# COUPLE PHOTOSHOOT -C&C Please



## Imposter.Cow. (Jan 7, 2010)

I did not take these pics, they are of my and my b/f. My best friend took them, and she is what got me into photography. The detail is not as great as it used to be, from be resized and such. 
Photo 1
Photo 2
Photo 3
Photo 4


----------



## Imposter.Cow. (Jan 7, 2010)

C&C PLEASE


----------



## ignite-me (Jan 7, 2010)

i like the 1st one! well im new so i can't give out any comment on it


----------



## Imposter.Cow. (Jan 7, 2010)

ignite-me said:


> i like the 1st one! well im new so i can't give out any comment on it




im new too, but i have been taking pics for awhile, but i LOVE that pic of him, mainly cuz its sexy haha


----------



## bigtwinky (Jan 7, 2010)

Exercises:
1 > Reproduce the entries, starting with their first line and ending after the line that contains "1177, 901, 1263]".
2 > Go on with the forum thread about the couple photoshoot from the point where it stops.
The forum thread and the entries are unrelated material.

Supplied material:
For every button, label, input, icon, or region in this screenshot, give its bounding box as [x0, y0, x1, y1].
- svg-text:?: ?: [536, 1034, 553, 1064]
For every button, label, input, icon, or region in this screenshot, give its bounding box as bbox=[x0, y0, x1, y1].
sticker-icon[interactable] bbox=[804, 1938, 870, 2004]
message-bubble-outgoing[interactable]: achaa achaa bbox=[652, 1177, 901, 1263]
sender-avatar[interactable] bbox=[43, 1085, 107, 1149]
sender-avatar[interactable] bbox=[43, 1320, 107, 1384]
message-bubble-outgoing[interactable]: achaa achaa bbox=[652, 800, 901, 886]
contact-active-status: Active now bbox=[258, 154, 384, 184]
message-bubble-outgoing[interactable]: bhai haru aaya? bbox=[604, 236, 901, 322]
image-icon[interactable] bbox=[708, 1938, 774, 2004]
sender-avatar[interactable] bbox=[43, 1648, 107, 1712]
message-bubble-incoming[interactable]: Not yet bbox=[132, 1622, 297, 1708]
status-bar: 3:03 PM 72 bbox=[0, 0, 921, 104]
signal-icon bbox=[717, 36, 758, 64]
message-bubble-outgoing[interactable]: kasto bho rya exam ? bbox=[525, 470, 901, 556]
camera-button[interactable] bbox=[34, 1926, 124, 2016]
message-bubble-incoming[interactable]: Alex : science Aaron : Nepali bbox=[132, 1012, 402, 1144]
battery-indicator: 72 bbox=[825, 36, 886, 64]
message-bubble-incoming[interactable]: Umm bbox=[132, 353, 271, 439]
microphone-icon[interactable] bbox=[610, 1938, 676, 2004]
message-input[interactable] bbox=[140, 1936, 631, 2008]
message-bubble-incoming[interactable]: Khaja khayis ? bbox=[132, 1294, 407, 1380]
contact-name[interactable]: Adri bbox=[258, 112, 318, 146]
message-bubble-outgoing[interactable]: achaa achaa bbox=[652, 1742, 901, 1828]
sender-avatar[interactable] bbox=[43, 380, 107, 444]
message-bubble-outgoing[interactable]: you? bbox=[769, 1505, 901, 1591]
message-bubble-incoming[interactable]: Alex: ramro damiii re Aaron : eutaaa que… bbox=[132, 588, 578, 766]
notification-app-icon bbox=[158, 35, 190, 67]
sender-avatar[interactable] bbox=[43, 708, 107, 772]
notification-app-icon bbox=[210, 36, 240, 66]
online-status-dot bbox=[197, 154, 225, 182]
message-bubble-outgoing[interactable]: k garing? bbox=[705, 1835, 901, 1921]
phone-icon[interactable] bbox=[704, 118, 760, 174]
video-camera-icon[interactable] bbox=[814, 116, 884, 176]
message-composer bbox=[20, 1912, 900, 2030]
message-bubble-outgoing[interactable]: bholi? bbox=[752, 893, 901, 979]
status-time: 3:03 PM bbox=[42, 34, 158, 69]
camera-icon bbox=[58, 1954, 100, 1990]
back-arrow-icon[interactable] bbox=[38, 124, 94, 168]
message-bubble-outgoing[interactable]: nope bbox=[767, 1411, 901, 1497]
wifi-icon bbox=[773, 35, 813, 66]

Final answers:
1 >
For every button, label, input, icon, or region in this screenshot, give its bounding box as [x0, y0, x1, y1].
- svg-text:?: ?: [536, 1034, 553, 1064]
For every button, label, input, icon, or region in this screenshot, give its bounding box as bbox=[x0, y0, x1, y1].
sticker-icon[interactable] bbox=[804, 1938, 870, 2004]
message-bubble-outgoing[interactable]: achaa achaa bbox=[652, 1177, 901, 1263]

2 >
if you want cc, post up your own pics.
I am not going to CC pics that you post that someone else took.  this site is to improve your photography, not to comment on your friends work

Edit: and if you do post your own work, make sure you space the images and number them to make it easier to see.  lumping your entire thread into 1 paragraph makes it hard for people to isolate the images when reviewing them


----------



## keith foster (Jan 7, 2010)

^^^ +1
Thanks for saying what I was thinking Big.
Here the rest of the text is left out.